### Written exercise
Write out the records that appear below, verbatim and complete, but without pictures.

[Stored data]
◇ ◇ ◇ ◇
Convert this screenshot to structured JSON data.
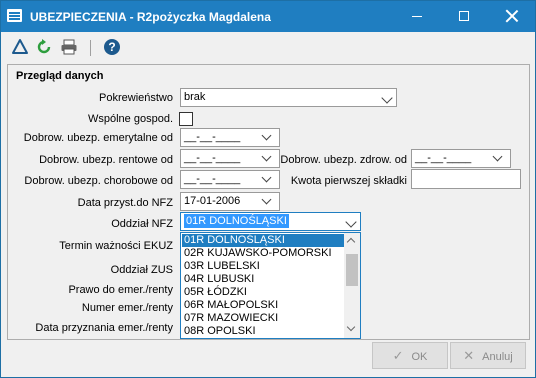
{
  "window": {
    "title": "UBEZPIECZENIA - R2pożyczka Magdalena"
  },
  "panel": {
    "title": "Przegląd danych"
  },
  "labels": {
    "pokrewienstwo": "Pokrewieństwo",
    "wspolne": "Wspólne gospod.",
    "emerytalne": "Dobrow. ubezp. emerytalne od",
    "rentowe": "Dobrow. ubezp. rentowe od",
    "zdrow": "Dobrow. ubezp. zdrow. od",
    "chorobowe": "Dobrow. ubezp. chorobowe od",
    "kwota": "Kwota pierwszej składki",
    "data_nfz": "Data przyst.do NFZ",
    "oddzial_nfz": "Oddział NFZ",
    "termin_ekuz": "Termin ważności EKUZ",
    "oddzial_zus": "Oddział ZUS",
    "prawo": "Prawo do emer./renty",
    "numer": "Numer emer./renty",
    "data_przyznania": "Data przyznania emer./renty"
  },
  "fields": {
    "pokrewienstwo": "brak",
    "emerytalne": "__-__-____",
    "rentowe": "__-__-____",
    "zdrow": "__-__-____",
    "chorobowe": "__-__-____",
    "kwota": "",
    "data_nfz": "17-01-2006",
    "oddzial_nfz": "01R DOLNOŚLĄSKI"
  },
  "dropdown_options": [
    "01R DOLNOŚLĄSKI",
    "02R KUJAWSKO-POMORSKI",
    "03R LUBELSKI",
    "04R LUBUSKI",
    "05R ŁÓDZKI",
    "06R MAŁOPOLSKI",
    "07R MAZOWIECKI",
    "08R OPOLSKI"
  ],
  "buttons": {
    "ok": "OK",
    "cancel": "Anuluj"
  },
  "colors": {
    "titlebar": "#1f7ec1",
    "selection": "#1f7ec1"
  }
}
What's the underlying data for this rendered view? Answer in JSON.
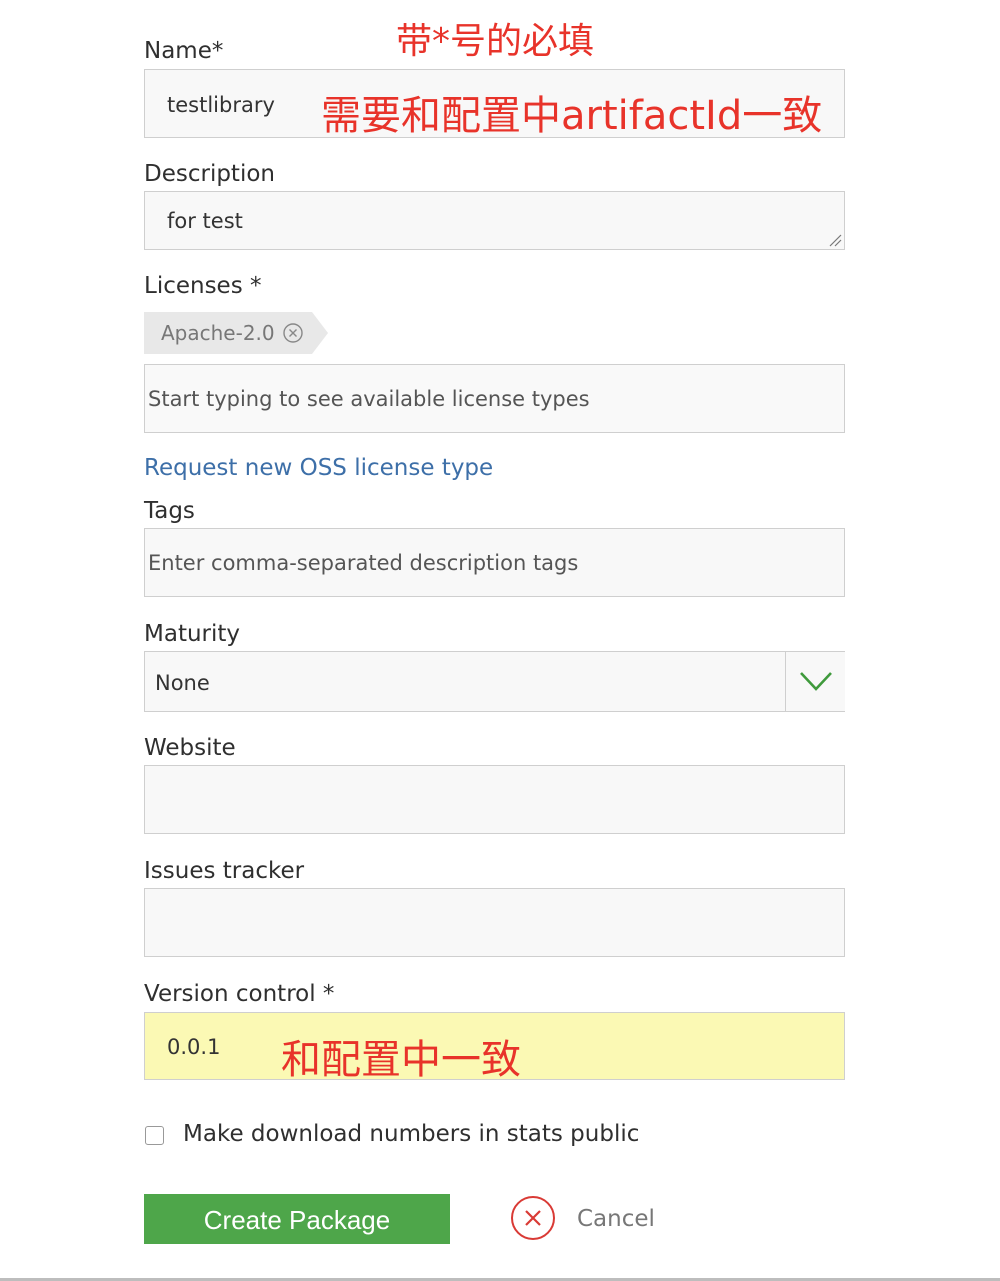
{
  "form": {
    "name": {
      "label": "Name*",
      "value": "testlibrary"
    },
    "description": {
      "label": "Description",
      "value": "for test"
    },
    "licenses": {
      "label": "Licenses *",
      "selected_tag": "Apache-2.0",
      "remove_icon": "close-circle-icon",
      "placeholder": "Start typing to see available license types",
      "request_link": "Request new OSS license type"
    },
    "tags": {
      "label": "Tags",
      "placeholder": "Enter comma-separated description tags"
    },
    "maturity": {
      "label": "Maturity",
      "value": "None",
      "dropdown_icon": "chevron-down-icon"
    },
    "website": {
      "label": "Website",
      "value": ""
    },
    "issues_tracker": {
      "label": "Issues tracker",
      "value": ""
    },
    "version_control": {
      "label": "Version control *",
      "value": "0.0.1"
    },
    "stats_public": {
      "label": "Make download numbers in stats public",
      "checked": false
    },
    "create_button": "Create Package",
    "cancel_button": "Cancel",
    "cancel_icon": "close-circle-icon"
  },
  "annotations": {
    "required_note": "带*号的必填",
    "name_note": "需要和配置中artifactId一致",
    "version_note": "和配置中一致"
  },
  "colors": {
    "annotation": "#e8332a",
    "link": "#3d6fa8",
    "primary_button": "#4ea64a",
    "cancel_icon": "#d93a35",
    "dropdown_chevron": "#3f9a3c",
    "highlight_field": "#fbf9b4"
  }
}
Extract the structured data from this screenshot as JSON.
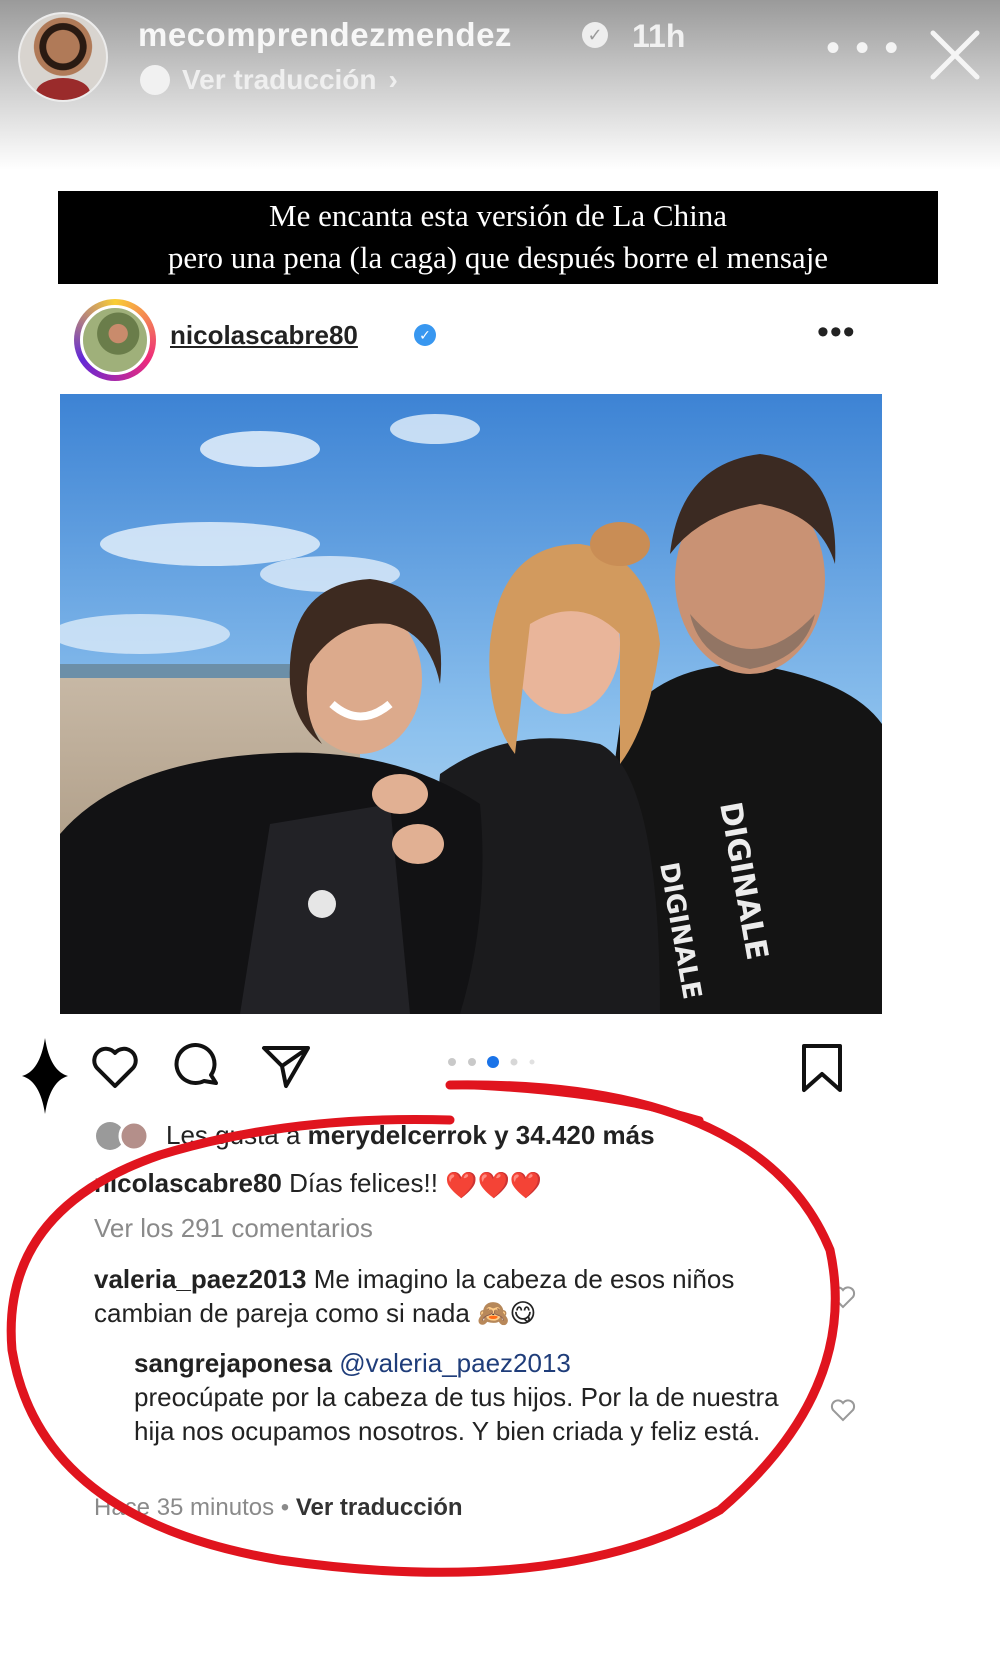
{
  "story": {
    "username": "mecomprendezmendez",
    "time": "11h",
    "translate_label": "Ver traducción",
    "caption_line1": "Me encanta esta versión de La China",
    "caption_line2": "pero una pena (la caga) que después borre el mensaje"
  },
  "post": {
    "username": "nicolascabre80",
    "likes_prefix": "Les gusta a ",
    "likes_user": "merydelcerrok",
    "likes_suffix": " y 34.420 más",
    "caption_user": "nicolascabre80",
    "caption_text": " Días felices!! ",
    "caption_hearts": "❤️❤️❤️",
    "view_comments": "Ver los 291 comentarios",
    "carousel": {
      "count": 5,
      "active_index": 2
    }
  },
  "comments": [
    {
      "user": "valeria_paez2013",
      "text": " Me imagino la cabeza de esos niños cambian de pareja como si nada 🙈😋"
    }
  ],
  "reply": {
    "user": "sangrejaponesa",
    "mention": "@valeria_paez2013",
    "text": "preocúpate por la cabeza de tus hijos. Por la de nuestra hija nos ocupamos nosotros. Y bien criada y feliz está."
  },
  "meta": {
    "time_ago": "Hace 35 minutos",
    "separator": " • ",
    "translate": "Ver traducción"
  },
  "colors": {
    "highlight": "#e0141e",
    "verified": "#3897f0"
  },
  "icons": [
    "close-icon",
    "more-icon",
    "heart-icon",
    "comment-icon",
    "share-icon",
    "bookmark-icon",
    "sparkle-icon"
  ]
}
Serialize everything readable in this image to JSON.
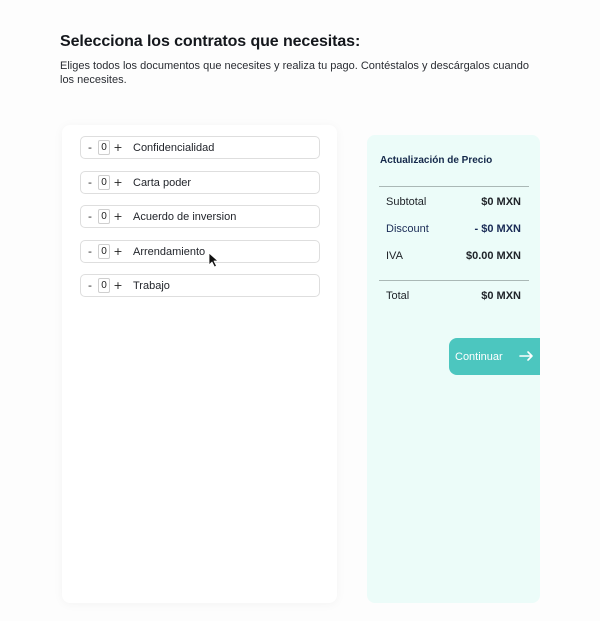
◇ ◇ ◇ ◇
### Exercise result
Convert this screenshot to structured JSON data.
{
  "window": {
    "title": "UBEZPIECZENIA - R2pożyczka Magdalena"
  },
  "panel": {
    "title": "Przegląd danych"
  },
  "labels": {
    "pokrewienstwo": "Pokrewieństwo",
    "wspolne": "Wspólne gospod.",
    "emerytalne": "Dobrow. ubezp. emerytalne od",
    "rentowe": "Dobrow. ubezp. rentowe od",
    "zdrow": "Dobrow. ubezp. zdrow. od",
    "chorobowe": "Dobrow. ubezp. chorobowe od",
    "kwota": "Kwota pierwszej składki",
    "data_nfz": "Data przyst.do NFZ",
    "oddzial_nfz": "Oddział NFZ",
    "termin_ekuz": "Termin ważności EKUZ",
    "oddzial_zus": "Oddział ZUS",
    "prawo": "Prawo do emer./renty",
    "numer": "Numer emer./renty",
    "data_przyznania": "Data przyznania emer./renty"
  },
  "fields": {
    "pokrewienstwo": "brak",
    "emerytalne": "__-__-____",
    "rentowe": "__-__-____",
    "zdrow": "__-__-____",
    "chorobowe": "__-__-____",
    "kwota": "",
    "data_nfz": "17-01-2006",
    "oddzial_nfz": "01R DOLNOŚLĄSKI"
  },
  "dropdown_options": [
    "01R DOLNOŚLĄSKI",
    "02R KUJAWSKO-POMORSKI",
    "03R LUBELSKI",
    "04R LUBUSKI",
    "05R ŁÓDZKI",
    "06R MAŁOPOLSKI",
    "07R MAZOWIECKI",
    "08R OPOLSKI"
  ],
  "buttons": {
    "ok": "OK",
    "cancel": "Anuluj"
  },
  "colors": {
    "titlebar": "#1f7ec1",
    "selection": "#1f7ec1"
  }
}
What's the underlying data for this rendered view? Answer in JSON.
{
  "form": {
    "name": {
      "label": "Name*",
      "value": "testlibrary"
    },
    "description": {
      "label": "Description",
      "value": "for test"
    },
    "licenses": {
      "label": "Licenses *",
      "selected_tag": "Apache-2.0",
      "remove_icon": "close-circle-icon",
      "placeholder": "Start typing to see available license types",
      "request_link": "Request new OSS license type"
    },
    "tags": {
      "label": "Tags",
      "placeholder": "Enter comma-separated description tags"
    },
    "maturity": {
      "label": "Maturity",
      "value": "None",
      "dropdown_icon": "chevron-down-icon"
    },
    "website": {
      "label": "Website",
      "value": ""
    },
    "issues_tracker": {
      "label": "Issues tracker",
      "value": ""
    },
    "version_control": {
      "label": "Version control *",
      "value": "0.0.1"
    },
    "stats_public": {
      "label": "Make download numbers in stats public",
      "checked": false
    },
    "create_button": "Create Package",
    "cancel_button": "Cancel",
    "cancel_icon": "close-circle-icon"
  },
  "annotations": {
    "required_note": "带*号的必填",
    "name_note": "需要和配置中artifactId一致",
    "version_note": "和配置中一致"
  },
  "colors": {
    "annotation": "#e8332a",
    "link": "#3d6fa8",
    "primary_button": "#4ea64a",
    "cancel_icon": "#d93a35",
    "dropdown_chevron": "#3f9a3c",
    "highlight_field": "#fbf9b4"
  }
}
Extract the structured data from this screenshot as JSON.
{
  "story": {
    "username": "mecomprendezmendez",
    "time": "11h",
    "translate_label": "Ver traducción",
    "caption_line1": "Me encanta esta versión de La China",
    "caption_line2": "pero una pena (la caga) que después borre el mensaje"
  },
  "post": {
    "username": "nicolascabre80",
    "likes_prefix": "Les gusta a ",
    "likes_user": "merydelcerrok",
    "likes_suffix": " y 34.420 más",
    "caption_user": "nicolascabre80",
    "caption_text": " Días felices!! ",
    "caption_hearts": "❤️❤️❤️",
    "view_comments": "Ver los 291 comentarios",
    "carousel": {
      "count": 5,
      "active_index": 2
    }
  },
  "comments": [
    {
      "user": "valeria_paez2013",
      "text": " Me imagino la cabeza de esos niños cambian de pareja como si nada 🙈😋"
    }
  ],
  "reply": {
    "user": "sangrejaponesa",
    "mention": "@valeria_paez2013",
    "text": "preocúpate por la cabeza de tus hijos. Por la de nuestra hija nos ocupamos nosotros. Y bien criada y feliz está."
  },
  "meta": {
    "time_ago": "Hace 35 minutos",
    "separator": " • ",
    "translate": "Ver traducción"
  },
  "colors": {
    "highlight": "#e0141e",
    "verified": "#3897f0"
  },
  "icons": [
    "close-icon",
    "more-icon",
    "heart-icon",
    "comment-icon",
    "share-icon",
    "bookmark-icon",
    "sparkle-icon"
  ]
}
Serialize everything readable in this image to JSON.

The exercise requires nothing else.